-- BEGIN Items --
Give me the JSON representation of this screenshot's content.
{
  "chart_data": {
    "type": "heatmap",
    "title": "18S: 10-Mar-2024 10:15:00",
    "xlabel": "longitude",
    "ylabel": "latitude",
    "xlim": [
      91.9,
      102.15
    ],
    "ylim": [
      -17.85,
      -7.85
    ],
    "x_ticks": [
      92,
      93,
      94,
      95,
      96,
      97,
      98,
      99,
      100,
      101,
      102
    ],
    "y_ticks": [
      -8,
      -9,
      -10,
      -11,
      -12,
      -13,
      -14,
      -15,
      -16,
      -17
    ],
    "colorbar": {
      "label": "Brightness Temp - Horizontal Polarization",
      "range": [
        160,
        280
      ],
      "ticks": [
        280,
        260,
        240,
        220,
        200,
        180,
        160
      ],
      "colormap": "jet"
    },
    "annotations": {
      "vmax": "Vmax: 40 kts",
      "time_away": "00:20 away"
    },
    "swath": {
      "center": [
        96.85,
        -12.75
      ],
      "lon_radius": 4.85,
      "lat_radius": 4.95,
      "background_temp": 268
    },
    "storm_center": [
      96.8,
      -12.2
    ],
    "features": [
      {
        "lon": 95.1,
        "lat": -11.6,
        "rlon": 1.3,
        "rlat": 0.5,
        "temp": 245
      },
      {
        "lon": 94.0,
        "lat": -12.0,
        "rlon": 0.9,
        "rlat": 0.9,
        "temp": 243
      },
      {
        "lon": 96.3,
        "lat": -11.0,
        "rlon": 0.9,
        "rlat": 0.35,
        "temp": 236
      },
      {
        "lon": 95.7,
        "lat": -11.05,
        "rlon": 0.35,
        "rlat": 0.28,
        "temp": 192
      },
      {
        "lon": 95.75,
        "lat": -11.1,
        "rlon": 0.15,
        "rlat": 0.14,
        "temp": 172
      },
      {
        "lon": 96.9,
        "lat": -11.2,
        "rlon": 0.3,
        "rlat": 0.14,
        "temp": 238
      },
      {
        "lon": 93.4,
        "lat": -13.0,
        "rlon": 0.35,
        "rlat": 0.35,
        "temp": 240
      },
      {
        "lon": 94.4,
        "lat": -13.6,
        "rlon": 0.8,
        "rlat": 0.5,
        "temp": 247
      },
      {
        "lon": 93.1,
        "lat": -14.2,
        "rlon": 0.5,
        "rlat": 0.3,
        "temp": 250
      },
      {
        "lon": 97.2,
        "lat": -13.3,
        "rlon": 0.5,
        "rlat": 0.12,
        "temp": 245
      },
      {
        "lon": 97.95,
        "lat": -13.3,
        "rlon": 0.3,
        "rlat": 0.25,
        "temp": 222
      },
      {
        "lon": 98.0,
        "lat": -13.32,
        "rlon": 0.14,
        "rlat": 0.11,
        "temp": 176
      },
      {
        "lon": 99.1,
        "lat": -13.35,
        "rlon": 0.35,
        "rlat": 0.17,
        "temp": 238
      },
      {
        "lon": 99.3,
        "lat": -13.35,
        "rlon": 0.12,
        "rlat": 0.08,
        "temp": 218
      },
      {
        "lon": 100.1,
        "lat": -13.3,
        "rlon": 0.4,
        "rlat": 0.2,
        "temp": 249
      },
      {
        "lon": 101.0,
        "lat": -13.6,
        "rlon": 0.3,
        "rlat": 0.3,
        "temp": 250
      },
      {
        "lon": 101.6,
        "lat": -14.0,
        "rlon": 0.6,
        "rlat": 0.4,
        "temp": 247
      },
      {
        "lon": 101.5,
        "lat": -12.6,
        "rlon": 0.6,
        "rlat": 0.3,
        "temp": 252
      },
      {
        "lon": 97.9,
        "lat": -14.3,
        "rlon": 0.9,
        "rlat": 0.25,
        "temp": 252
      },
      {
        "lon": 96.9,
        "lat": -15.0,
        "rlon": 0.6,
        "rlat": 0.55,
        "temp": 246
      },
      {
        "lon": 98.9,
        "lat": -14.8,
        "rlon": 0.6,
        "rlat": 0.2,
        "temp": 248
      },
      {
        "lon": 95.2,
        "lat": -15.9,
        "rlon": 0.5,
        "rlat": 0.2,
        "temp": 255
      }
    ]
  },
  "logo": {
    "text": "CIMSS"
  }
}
-- END Items --
— Written instruction —
Repeat the lines above exactly.

— Output of the task —
Give me the JSON representation of this screenshot's content.
{
  "chart_data": {
    "type": "heatmap",
    "title": "18S: 10-Mar-2024 10:15:00",
    "xlabel": "longitude",
    "ylabel": "latitude",
    "xlim": [
      91.9,
      102.15
    ],
    "ylim": [
      -17.85,
      -7.85
    ],
    "x_ticks": [
      92,
      93,
      94,
      95,
      96,
      97,
      98,
      99,
      100,
      101,
      102
    ],
    "y_ticks": [
      -8,
      -9,
      -10,
      -11,
      -12,
      -13,
      -14,
      -15,
      -16,
      -17
    ],
    "colorbar": {
      "label": "Brightness Temp - Horizontal Polarization",
      "range": [
        160,
        280
      ],
      "ticks": [
        280,
        260,
        240,
        220,
        200,
        180,
        160
      ],
      "colormap": "jet"
    },
    "annotations": {
      "vmax": "Vmax: 40 kts",
      "time_away": "00:20 away"
    },
    "swath": {
      "center": [
        96.85,
        -12.75
      ],
      "lon_radius": 4.85,
      "lat_radius": 4.95,
      "background_temp": 268
    },
    "storm_center": [
      96.8,
      -12.2
    ],
    "features": [
      {
        "lon": 95.1,
        "lat": -11.6,
        "rlon": 1.3,
        "rlat": 0.5,
        "temp": 245
      },
      {
        "lon": 94.0,
        "lat": -12.0,
        "rlon": 0.9,
        "rlat": 0.9,
        "temp": 243
      },
      {
        "lon": 96.3,
        "lat": -11.0,
        "rlon": 0.9,
        "rlat": 0.35,
        "temp": 236
      },
      {
        "lon": 95.7,
        "lat": -11.05,
        "rlon": 0.35,
        "rlat": 0.28,
        "temp": 192
      },
      {
        "lon": 95.75,
        "lat": -11.1,
        "rlon": 0.15,
        "rlat": 0.14,
        "temp": 172
      },
      {
        "lon": 96.9,
        "lat": -11.2,
        "rlon": 0.3,
        "rlat": 0.14,
        "temp": 238
      },
      {
        "lon": 93.4,
        "lat": -13.0,
        "rlon": 0.35,
        "rlat": 0.35,
        "temp": 240
      },
      {
        "lon": 94.4,
        "lat": -13.6,
        "rlon": 0.8,
        "rlat": 0.5,
        "temp": 247
      },
      {
        "lon": 93.1,
        "lat": -14.2,
        "rlon": 0.5,
        "rlat": 0.3,
        "temp": 250
      },
      {
        "lon": 97.2,
        "lat": -13.3,
        "rlon": 0.5,
        "rlat": 0.12,
        "temp": 245
      },
      {
        "lon": 97.95,
        "lat": -13.3,
        "rlon": 0.3,
        "rlat": 0.25,
        "temp": 222
      },
      {
        "lon": 98.0,
        "lat": -13.32,
        "rlon": 0.14,
        "rlat": 0.11,
        "temp": 176
      },
      {
        "lon": 99.1,
        "lat": -13.35,
        "rlon": 0.35,
        "rlat": 0.17,
        "temp": 238
      },
      {
        "lon": 99.3,
        "lat": -13.35,
        "rlon": 0.12,
        "rlat": 0.08,
        "temp": 218
      },
      {
        "lon": 100.1,
        "lat": -13.3,
        "rlon": 0.4,
        "rlat": 0.2,
        "temp": 249
      },
      {
        "lon": 101.0,
        "lat": -13.6,
        "rlon": 0.3,
        "rlat": 0.3,
        "temp": 250
      },
      {
        "lon": 101.6,
        "lat": -14.0,
        "rlon": 0.6,
        "rlat": 0.4,
        "temp": 247
      },
      {
        "lon": 101.5,
        "lat": -12.6,
        "rlon": 0.6,
        "rlat": 0.3,
        "temp": 252
      },
      {
        "lon": 97.9,
        "lat": -14.3,
        "rlon": 0.9,
        "rlat": 0.25,
        "temp": 252
      },
      {
        "lon": 96.9,
        "lat": -15.0,
        "rlon": 0.6,
        "rlat": 0.55,
        "temp": 246
      },
      {
        "lon": 98.9,
        "lat": -14.8,
        "rlon": 0.6,
        "rlat": 0.2,
        "temp": 248
      },
      {
        "lon": 95.2,
        "lat": -15.9,
        "rlon": 0.5,
        "rlat": 0.2,
        "temp": 255
      }
    ]
  },
  "logo": {
    "text": "CIMSS"
  }
}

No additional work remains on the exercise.